GOAL — Repeat the material exactly as it appears.

[Begin DATASET RECORDS]

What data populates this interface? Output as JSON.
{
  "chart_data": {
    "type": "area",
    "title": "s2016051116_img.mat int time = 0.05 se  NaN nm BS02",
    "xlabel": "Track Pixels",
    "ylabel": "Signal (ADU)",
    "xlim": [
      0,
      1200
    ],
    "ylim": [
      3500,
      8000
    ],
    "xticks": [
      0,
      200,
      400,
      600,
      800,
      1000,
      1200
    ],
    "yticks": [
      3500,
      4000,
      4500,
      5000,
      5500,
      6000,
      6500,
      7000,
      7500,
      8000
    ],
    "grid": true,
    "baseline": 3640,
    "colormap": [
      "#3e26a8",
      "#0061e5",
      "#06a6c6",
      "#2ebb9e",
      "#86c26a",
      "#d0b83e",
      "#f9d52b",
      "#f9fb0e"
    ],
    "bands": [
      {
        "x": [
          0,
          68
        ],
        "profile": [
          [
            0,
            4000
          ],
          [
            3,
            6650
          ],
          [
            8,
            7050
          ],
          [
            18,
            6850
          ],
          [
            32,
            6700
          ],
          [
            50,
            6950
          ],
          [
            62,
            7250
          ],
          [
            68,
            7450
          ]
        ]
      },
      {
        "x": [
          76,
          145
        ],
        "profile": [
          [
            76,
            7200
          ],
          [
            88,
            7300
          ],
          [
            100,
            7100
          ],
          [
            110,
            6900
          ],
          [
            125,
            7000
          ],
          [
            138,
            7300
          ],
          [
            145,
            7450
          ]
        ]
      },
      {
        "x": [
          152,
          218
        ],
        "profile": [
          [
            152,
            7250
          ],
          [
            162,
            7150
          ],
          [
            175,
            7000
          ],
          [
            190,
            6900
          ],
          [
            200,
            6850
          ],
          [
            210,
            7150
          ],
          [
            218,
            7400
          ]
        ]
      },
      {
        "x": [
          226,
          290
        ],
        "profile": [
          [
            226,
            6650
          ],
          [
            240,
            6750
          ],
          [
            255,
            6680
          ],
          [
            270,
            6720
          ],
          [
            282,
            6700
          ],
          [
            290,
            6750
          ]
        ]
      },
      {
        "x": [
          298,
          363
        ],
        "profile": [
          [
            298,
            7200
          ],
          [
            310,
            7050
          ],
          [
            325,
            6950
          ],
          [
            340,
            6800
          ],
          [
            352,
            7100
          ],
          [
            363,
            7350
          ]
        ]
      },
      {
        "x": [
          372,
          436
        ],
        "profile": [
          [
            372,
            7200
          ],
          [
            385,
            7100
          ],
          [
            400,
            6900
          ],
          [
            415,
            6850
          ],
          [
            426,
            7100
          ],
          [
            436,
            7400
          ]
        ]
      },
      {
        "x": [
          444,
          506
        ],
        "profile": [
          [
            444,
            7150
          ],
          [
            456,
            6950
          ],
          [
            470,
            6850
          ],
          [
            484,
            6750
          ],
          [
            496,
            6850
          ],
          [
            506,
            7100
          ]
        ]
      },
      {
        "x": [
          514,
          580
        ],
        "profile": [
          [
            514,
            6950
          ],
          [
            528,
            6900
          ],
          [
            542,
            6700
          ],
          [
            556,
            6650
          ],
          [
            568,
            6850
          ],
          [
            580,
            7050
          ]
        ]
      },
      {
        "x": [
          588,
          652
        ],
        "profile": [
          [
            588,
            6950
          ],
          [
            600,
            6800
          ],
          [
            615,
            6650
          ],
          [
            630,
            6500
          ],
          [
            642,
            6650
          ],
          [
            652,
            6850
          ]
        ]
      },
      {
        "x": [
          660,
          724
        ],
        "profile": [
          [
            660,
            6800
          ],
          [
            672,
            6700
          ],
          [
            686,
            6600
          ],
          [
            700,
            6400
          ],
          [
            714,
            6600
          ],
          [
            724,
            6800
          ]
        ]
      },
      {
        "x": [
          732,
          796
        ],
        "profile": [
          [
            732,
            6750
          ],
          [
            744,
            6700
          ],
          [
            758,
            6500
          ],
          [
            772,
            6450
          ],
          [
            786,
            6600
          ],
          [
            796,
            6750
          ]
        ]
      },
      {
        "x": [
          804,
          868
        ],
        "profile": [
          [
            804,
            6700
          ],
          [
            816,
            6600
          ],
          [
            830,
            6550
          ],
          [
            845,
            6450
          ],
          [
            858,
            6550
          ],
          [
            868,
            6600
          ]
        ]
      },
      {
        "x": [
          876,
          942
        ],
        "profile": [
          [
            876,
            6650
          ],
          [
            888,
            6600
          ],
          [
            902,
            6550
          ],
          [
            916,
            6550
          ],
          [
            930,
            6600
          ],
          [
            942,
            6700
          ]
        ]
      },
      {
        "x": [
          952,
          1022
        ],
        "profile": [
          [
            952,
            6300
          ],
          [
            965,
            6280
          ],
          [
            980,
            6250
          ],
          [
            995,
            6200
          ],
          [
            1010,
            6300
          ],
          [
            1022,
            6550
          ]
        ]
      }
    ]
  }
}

[End DATASET RECORDS]

THE OUTPUT —
What data populates this interface? Output as JSON.
{
  "chart_data": {
    "type": "area",
    "title": "s2016051116_img.mat int time = 0.05 se  NaN nm BS02",
    "xlabel": "Track Pixels",
    "ylabel": "Signal (ADU)",
    "xlim": [
      0,
      1200
    ],
    "ylim": [
      3500,
      8000
    ],
    "xticks": [
      0,
      200,
      400,
      600,
      800,
      1000,
      1200
    ],
    "yticks": [
      3500,
      4000,
      4500,
      5000,
      5500,
      6000,
      6500,
      7000,
      7500,
      8000
    ],
    "grid": true,
    "baseline": 3640,
    "colormap": [
      "#3e26a8",
      "#0061e5",
      "#06a6c6",
      "#2ebb9e",
      "#86c26a",
      "#d0b83e",
      "#f9d52b",
      "#f9fb0e"
    ],
    "bands": [
      {
        "x": [
          0,
          68
        ],
        "profile": [
          [
            0,
            4000
          ],
          [
            3,
            6650
          ],
          [
            8,
            7050
          ],
          [
            18,
            6850
          ],
          [
            32,
            6700
          ],
          [
            50,
            6950
          ],
          [
            62,
            7250
          ],
          [
            68,
            7450
          ]
        ]
      },
      {
        "x": [
          76,
          145
        ],
        "profile": [
          [
            76,
            7200
          ],
          [
            88,
            7300
          ],
          [
            100,
            7100
          ],
          [
            110,
            6900
          ],
          [
            125,
            7000
          ],
          [
            138,
            7300
          ],
          [
            145,
            7450
          ]
        ]
      },
      {
        "x": [
          152,
          218
        ],
        "profile": [
          [
            152,
            7250
          ],
          [
            162,
            7150
          ],
          [
            175,
            7000
          ],
          [
            190,
            6900
          ],
          [
            200,
            6850
          ],
          [
            210,
            7150
          ],
          [
            218,
            7400
          ]
        ]
      },
      {
        "x": [
          226,
          290
        ],
        "profile": [
          [
            226,
            6650
          ],
          [
            240,
            6750
          ],
          [
            255,
            6680
          ],
          [
            270,
            6720
          ],
          [
            282,
            6700
          ],
          [
            290,
            6750
          ]
        ]
      },
      {
        "x": [
          298,
          363
        ],
        "profile": [
          [
            298,
            7200
          ],
          [
            310,
            7050
          ],
          [
            325,
            6950
          ],
          [
            340,
            6800
          ],
          [
            352,
            7100
          ],
          [
            363,
            7350
          ]
        ]
      },
      {
        "x": [
          372,
          436
        ],
        "profile": [
          [
            372,
            7200
          ],
          [
            385,
            7100
          ],
          [
            400,
            6900
          ],
          [
            415,
            6850
          ],
          [
            426,
            7100
          ],
          [
            436,
            7400
          ]
        ]
      },
      {
        "x": [
          444,
          506
        ],
        "profile": [
          [
            444,
            7150
          ],
          [
            456,
            6950
          ],
          [
            470,
            6850
          ],
          [
            484,
            6750
          ],
          [
            496,
            6850
          ],
          [
            506,
            7100
          ]
        ]
      },
      {
        "x": [
          514,
          580
        ],
        "profile": [
          [
            514,
            6950
          ],
          [
            528,
            6900
          ],
          [
            542,
            6700
          ],
          [
            556,
            6650
          ],
          [
            568,
            6850
          ],
          [
            580,
            7050
          ]
        ]
      },
      {
        "x": [
          588,
          652
        ],
        "profile": [
          [
            588,
            6950
          ],
          [
            600,
            6800
          ],
          [
            615,
            6650
          ],
          [
            630,
            6500
          ],
          [
            642,
            6650
          ],
          [
            652,
            6850
          ]
        ]
      },
      {
        "x": [
          660,
          724
        ],
        "profile": [
          [
            660,
            6800
          ],
          [
            672,
            6700
          ],
          [
            686,
            6600
          ],
          [
            700,
            6400
          ],
          [
            714,
            6600
          ],
          [
            724,
            6800
          ]
        ]
      },
      {
        "x": [
          732,
          796
        ],
        "profile": [
          [
            732,
            6750
          ],
          [
            744,
            6700
          ],
          [
            758,
            6500
          ],
          [
            772,
            6450
          ],
          [
            786,
            6600
          ],
          [
            796,
            6750
          ]
        ]
      },
      {
        "x": [
          804,
          868
        ],
        "profile": [
          [
            804,
            6700
          ],
          [
            816,
            6600
          ],
          [
            830,
            6550
          ],
          [
            845,
            6450
          ],
          [
            858,
            6550
          ],
          [
            868,
            6600
          ]
        ]
      },
      {
        "x": [
          876,
          942
        ],
        "profile": [
          [
            876,
            6650
          ],
          [
            888,
            6600
          ],
          [
            902,
            6550
          ],
          [
            916,
            6550
          ],
          [
            930,
            6600
          ],
          [
            942,
            6700
          ]
        ]
      },
      {
        "x": [
          952,
          1022
        ],
        "profile": [
          [
            952,
            6300
          ],
          [
            965,
            6280
          ],
          [
            980,
            6250
          ],
          [
            995,
            6200
          ],
          [
            1010,
            6300
          ],
          [
            1022,
            6550
          ]
        ]
      }
    ]
  }
}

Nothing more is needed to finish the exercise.